WHAT TO DO: Return each line of the listing below, unchanged, and omit the images.

#### RAW DATA ####

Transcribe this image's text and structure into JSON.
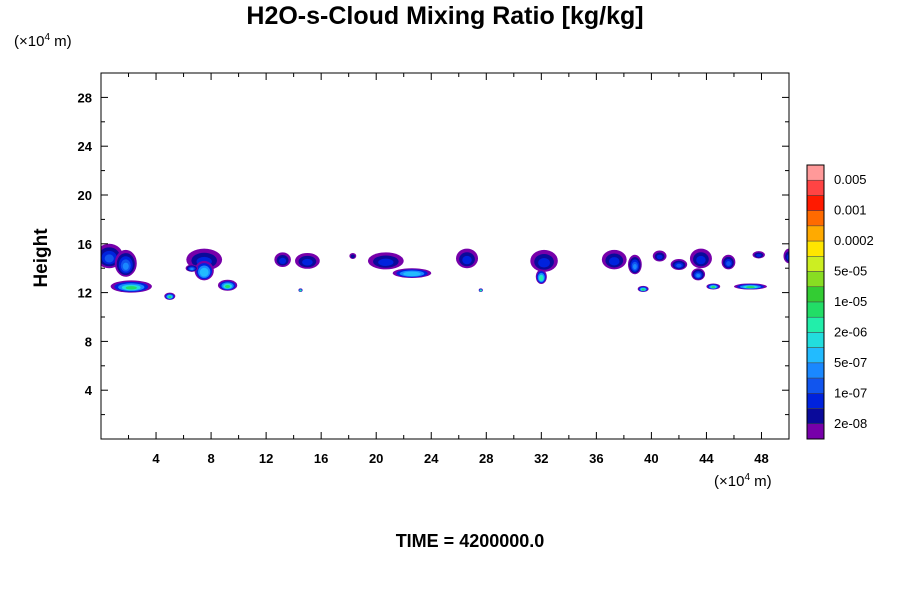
{
  "chart_data": {
    "type": "heatmap",
    "title": "H2O-s-Cloud Mixing Ratio [kg/kg]",
    "ylabel": "Height",
    "xlabel": "",
    "x_unit_prefix": "(×10",
    "x_unit_exp": "4",
    "x_unit_suffix": " m)",
    "y_unit_prefix": "(×10",
    "y_unit_exp": "4",
    "y_unit_suffix": " m)",
    "xlim": [
      0,
      50
    ],
    "ylim": [
      0,
      30
    ],
    "x_ticks": [
      4,
      8,
      12,
      16,
      20,
      24,
      28,
      32,
      36,
      40,
      44,
      48
    ],
    "y_ticks": [
      4,
      8,
      12,
      16,
      20,
      24,
      28
    ],
    "grid": false,
    "time_label": "TIME = 4200000.0",
    "colorbar": {
      "labels": [
        "0.005",
        "0.001",
        "0.0002",
        "5e-05",
        "1e-05",
        "2e-06",
        "5e-07",
        "1e-07",
        "2e-08"
      ],
      "colors": [
        "#ff9999",
        "#ff4444",
        "#ff1a00",
        "#ff6a00",
        "#ffaa00",
        "#ffe600",
        "#ccee22",
        "#88dd22",
        "#33cc33",
        "#22dd66",
        "#22eeaa",
        "#22dddd",
        "#22bbff",
        "#1a88ff",
        "#1155ee",
        "#0022dd",
        "#0a0a9a",
        "#7700aa"
      ]
    },
    "clouds": [
      {
        "x": 0.6,
        "y": 15.0,
        "w": 2.0,
        "h": 2.0,
        "level": 14
      },
      {
        "x": 1.8,
        "y": 14.4,
        "w": 1.6,
        "h": 2.2,
        "level": 13
      },
      {
        "x": 2.2,
        "y": 12.5,
        "w": 3.0,
        "h": 1.0,
        "level": 9
      },
      {
        "x": 5.0,
        "y": 11.7,
        "w": 0.8,
        "h": 0.6,
        "level": 9
      },
      {
        "x": 7.5,
        "y": 14.7,
        "w": 2.6,
        "h": 1.8,
        "level": 15
      },
      {
        "x": 7.5,
        "y": 13.8,
        "w": 1.4,
        "h": 1.6,
        "level": 12
      },
      {
        "x": 6.6,
        "y": 14.0,
        "w": 0.9,
        "h": 0.6,
        "level": 13
      },
      {
        "x": 9.2,
        "y": 12.6,
        "w": 1.4,
        "h": 0.9,
        "level": 9
      },
      {
        "x": 13.2,
        "y": 14.7,
        "w": 1.2,
        "h": 1.2,
        "level": 15
      },
      {
        "x": 15.0,
        "y": 14.6,
        "w": 1.8,
        "h": 1.3,
        "level": 15
      },
      {
        "x": 18.3,
        "y": 15.0,
        "w": 0.5,
        "h": 0.5,
        "level": 16
      },
      {
        "x": 20.7,
        "y": 14.6,
        "w": 2.6,
        "h": 1.4,
        "level": 15
      },
      {
        "x": 22.6,
        "y": 13.6,
        "w": 2.8,
        "h": 0.8,
        "level": 12
      },
      {
        "x": 26.6,
        "y": 14.8,
        "w": 1.6,
        "h": 1.6,
        "level": 15
      },
      {
        "x": 32.2,
        "y": 14.6,
        "w": 2.0,
        "h": 1.8,
        "level": 15
      },
      {
        "x": 32.0,
        "y": 13.3,
        "w": 0.8,
        "h": 1.2,
        "level": 10
      },
      {
        "x": 37.3,
        "y": 14.7,
        "w": 1.8,
        "h": 1.6,
        "level": 15
      },
      {
        "x": 38.8,
        "y": 14.3,
        "w": 1.0,
        "h": 1.6,
        "level": 13
      },
      {
        "x": 40.6,
        "y": 15.0,
        "w": 1.0,
        "h": 0.9,
        "level": 15
      },
      {
        "x": 42.0,
        "y": 14.3,
        "w": 1.2,
        "h": 0.9,
        "level": 14
      },
      {
        "x": 43.6,
        "y": 14.8,
        "w": 1.6,
        "h": 1.6,
        "level": 15
      },
      {
        "x": 43.4,
        "y": 13.5,
        "w": 1.0,
        "h": 1.0,
        "level": 13
      },
      {
        "x": 45.6,
        "y": 14.5,
        "w": 1.0,
        "h": 1.2,
        "level": 14
      },
      {
        "x": 47.8,
        "y": 15.1,
        "w": 0.9,
        "h": 0.6,
        "level": 15
      },
      {
        "x": 50.0,
        "y": 15.0,
        "w": 0.8,
        "h": 1.2,
        "level": 15
      },
      {
        "x": 44.5,
        "y": 12.5,
        "w": 1.0,
        "h": 0.5,
        "level": 9
      },
      {
        "x": 47.2,
        "y": 12.5,
        "w": 2.4,
        "h": 0.5,
        "level": 9
      },
      {
        "x": 39.4,
        "y": 12.3,
        "w": 0.8,
        "h": 0.5,
        "level": 9
      },
      {
        "x": 14.5,
        "y": 12.2,
        "w": 0.3,
        "h": 0.3,
        "level": 10
      },
      {
        "x": 27.6,
        "y": 12.2,
        "w": 0.3,
        "h": 0.3,
        "level": 10
      }
    ]
  }
}
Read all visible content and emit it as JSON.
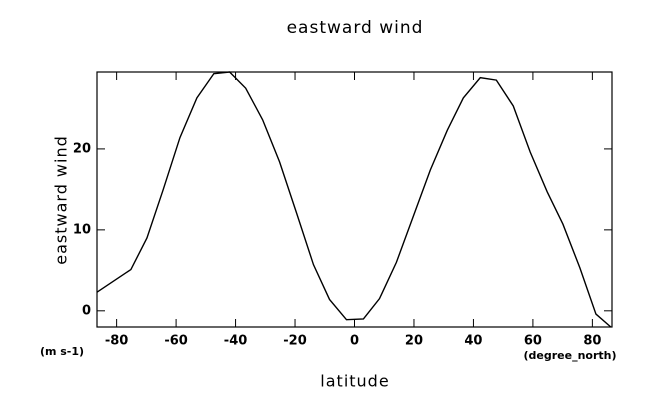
{
  "chart_data": {
    "type": "line",
    "title": "eastward wind",
    "x_label": "latitude",
    "y_label": "eastward wind",
    "y_unit": "(m s-1)",
    "x_unit": "(degree_north)",
    "x": [
      -86.6,
      -75.2,
      -69.8,
      -64.4,
      -58.7,
      -53.0,
      -47.3,
      -42.0,
      -36.6,
      -30.9,
      -25.2,
      -19.5,
      -13.8,
      -8.4,
      -2.7,
      3.0,
      8.4,
      14.1,
      19.8,
      25.5,
      31.2,
      36.6,
      42.3,
      47.7,
      53.4,
      59.1,
      64.8,
      70.1,
      75.8,
      81.2,
      86.2
    ],
    "series": [
      {
        "name": "eastward wind",
        "color": "#000000",
        "values": [
          2.3,
          5.1,
          9.0,
          14.9,
          21.4,
          26.3,
          29.3,
          29.5,
          27.5,
          23.6,
          18.4,
          12.1,
          5.7,
          1.4,
          -1.1,
          -1.0,
          1.5,
          6.0,
          11.7,
          17.4,
          22.3,
          26.3,
          28.8,
          28.5,
          25.3,
          19.6,
          14.7,
          10.7,
          5.3,
          -0.4,
          -2.0
        ]
      }
    ],
    "xlim": [
      -86.6,
      86.6
    ],
    "ylim": [
      -2.0,
      29.5
    ],
    "xticks": [
      -80,
      -60,
      -40,
      -20,
      0,
      20,
      40,
      60,
      80
    ],
    "yticks": [
      0,
      10,
      20
    ]
  }
}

####

TASK SOLUTION:
Transcribe this image's text and structure into JSON.
{
  "chart_data": {
    "type": "heatmap",
    "title": "H2O-s-Cloud Mixing Ratio [kg/kg]",
    "ylabel": "Height",
    "xlabel": "",
    "x_unit_prefix": "(×10",
    "x_unit_exp": "4",
    "x_unit_suffix": " m)",
    "y_unit_prefix": "(×10",
    "y_unit_exp": "4",
    "y_unit_suffix": " m)",
    "xlim": [
      0,
      50
    ],
    "ylim": [
      0,
      30
    ],
    "x_ticks": [
      4,
      8,
      12,
      16,
      20,
      24,
      28,
      32,
      36,
      40,
      44,
      48
    ],
    "y_ticks": [
      4,
      8,
      12,
      16,
      20,
      24,
      28
    ],
    "grid": false,
    "time_label": "TIME = 4200000.0",
    "colorbar": {
      "labels": [
        "0.005",
        "0.001",
        "0.0002",
        "5e-05",
        "1e-05",
        "2e-06",
        "5e-07",
        "1e-07",
        "2e-08"
      ],
      "colors": [
        "#ff9999",
        "#ff4444",
        "#ff1a00",
        "#ff6a00",
        "#ffaa00",
        "#ffe600",
        "#ccee22",
        "#88dd22",
        "#33cc33",
        "#22dd66",
        "#22eeaa",
        "#22dddd",
        "#22bbff",
        "#1a88ff",
        "#1155ee",
        "#0022dd",
        "#0a0a9a",
        "#7700aa"
      ]
    },
    "clouds": [
      {
        "x": 0.6,
        "y": 15.0,
        "w": 2.0,
        "h": 2.0,
        "level": 14
      },
      {
        "x": 1.8,
        "y": 14.4,
        "w": 1.6,
        "h": 2.2,
        "level": 13
      },
      {
        "x": 2.2,
        "y": 12.5,
        "w": 3.0,
        "h": 1.0,
        "level": 9
      },
      {
        "x": 5.0,
        "y": 11.7,
        "w": 0.8,
        "h": 0.6,
        "level": 9
      },
      {
        "x": 7.5,
        "y": 14.7,
        "w": 2.6,
        "h": 1.8,
        "level": 15
      },
      {
        "x": 7.5,
        "y": 13.8,
        "w": 1.4,
        "h": 1.6,
        "level": 12
      },
      {
        "x": 6.6,
        "y": 14.0,
        "w": 0.9,
        "h": 0.6,
        "level": 13
      },
      {
        "x": 9.2,
        "y": 12.6,
        "w": 1.4,
        "h": 0.9,
        "level": 9
      },
      {
        "x": 13.2,
        "y": 14.7,
        "w": 1.2,
        "h": 1.2,
        "level": 15
      },
      {
        "x": 15.0,
        "y": 14.6,
        "w": 1.8,
        "h": 1.3,
        "level": 15
      },
      {
        "x": 18.3,
        "y": 15.0,
        "w": 0.5,
        "h": 0.5,
        "level": 16
      },
      {
        "x": 20.7,
        "y": 14.6,
        "w": 2.6,
        "h": 1.4,
        "level": 15
      },
      {
        "x": 22.6,
        "y": 13.6,
        "w": 2.8,
        "h": 0.8,
        "level": 12
      },
      {
        "x": 26.6,
        "y": 14.8,
        "w": 1.6,
        "h": 1.6,
        "level": 15
      },
      {
        "x": 32.2,
        "y": 14.6,
        "w": 2.0,
        "h": 1.8,
        "level": 15
      },
      {
        "x": 32.0,
        "y": 13.3,
        "w": 0.8,
        "h": 1.2,
        "level": 10
      },
      {
        "x": 37.3,
        "y": 14.7,
        "w": 1.8,
        "h": 1.6,
        "level": 15
      },
      {
        "x": 38.8,
        "y": 14.3,
        "w": 1.0,
        "h": 1.6,
        "level": 13
      },
      {
        "x": 40.6,
        "y": 15.0,
        "w": 1.0,
        "h": 0.9,
        "level": 15
      },
      {
        "x": 42.0,
        "y": 14.3,
        "w": 1.2,
        "h": 0.9,
        "level": 14
      },
      {
        "x": 43.6,
        "y": 14.8,
        "w": 1.6,
        "h": 1.6,
        "level": 15
      },
      {
        "x": 43.4,
        "y": 13.5,
        "w": 1.0,
        "h": 1.0,
        "level": 13
      },
      {
        "x": 45.6,
        "y": 14.5,
        "w": 1.0,
        "h": 1.2,
        "level": 14
      },
      {
        "x": 47.8,
        "y": 15.1,
        "w": 0.9,
        "h": 0.6,
        "level": 15
      },
      {
        "x": 50.0,
        "y": 15.0,
        "w": 0.8,
        "h": 1.2,
        "level": 15
      },
      {
        "x": 44.5,
        "y": 12.5,
        "w": 1.0,
        "h": 0.5,
        "level": 9
      },
      {
        "x": 47.2,
        "y": 12.5,
        "w": 2.4,
        "h": 0.5,
        "level": 9
      },
      {
        "x": 39.4,
        "y": 12.3,
        "w": 0.8,
        "h": 0.5,
        "level": 9
      },
      {
        "x": 14.5,
        "y": 12.2,
        "w": 0.3,
        "h": 0.3,
        "level": 10
      },
      {
        "x": 27.6,
        "y": 12.2,
        "w": 0.3,
        "h": 0.3,
        "level": 10
      }
    ]
  }
}
Read all visible content and emit it as JSON.
{
  "chart_data": {
    "type": "line",
    "title": "eastward wind",
    "x_label": "latitude",
    "y_label": "eastward wind",
    "y_unit": "(m s-1)",
    "x_unit": "(degree_north)",
    "x": [
      -86.6,
      -75.2,
      -69.8,
      -64.4,
      -58.7,
      -53.0,
      -47.3,
      -42.0,
      -36.6,
      -30.9,
      -25.2,
      -19.5,
      -13.8,
      -8.4,
      -2.7,
      3.0,
      8.4,
      14.1,
      19.8,
      25.5,
      31.2,
      36.6,
      42.3,
      47.7,
      53.4,
      59.1,
      64.8,
      70.1,
      75.8,
      81.2,
      86.2
    ],
    "series": [
      {
        "name": "eastward wind",
        "color": "#000000",
        "values": [
          2.3,
          5.1,
          9.0,
          14.9,
          21.4,
          26.3,
          29.3,
          29.5,
          27.5,
          23.6,
          18.4,
          12.1,
          5.7,
          1.4,
          -1.1,
          -1.0,
          1.5,
          6.0,
          11.7,
          17.4,
          22.3,
          26.3,
          28.8,
          28.5,
          25.3,
          19.6,
          14.7,
          10.7,
          5.3,
          -0.4,
          -2.0
        ]
      }
    ],
    "xlim": [
      -86.6,
      86.6
    ],
    "ylim": [
      -2.0,
      29.5
    ],
    "xticks": [
      -80,
      -60,
      -40,
      -20,
      0,
      20,
      40,
      60,
      80
    ],
    "yticks": [
      0,
      10,
      20
    ]
  }
}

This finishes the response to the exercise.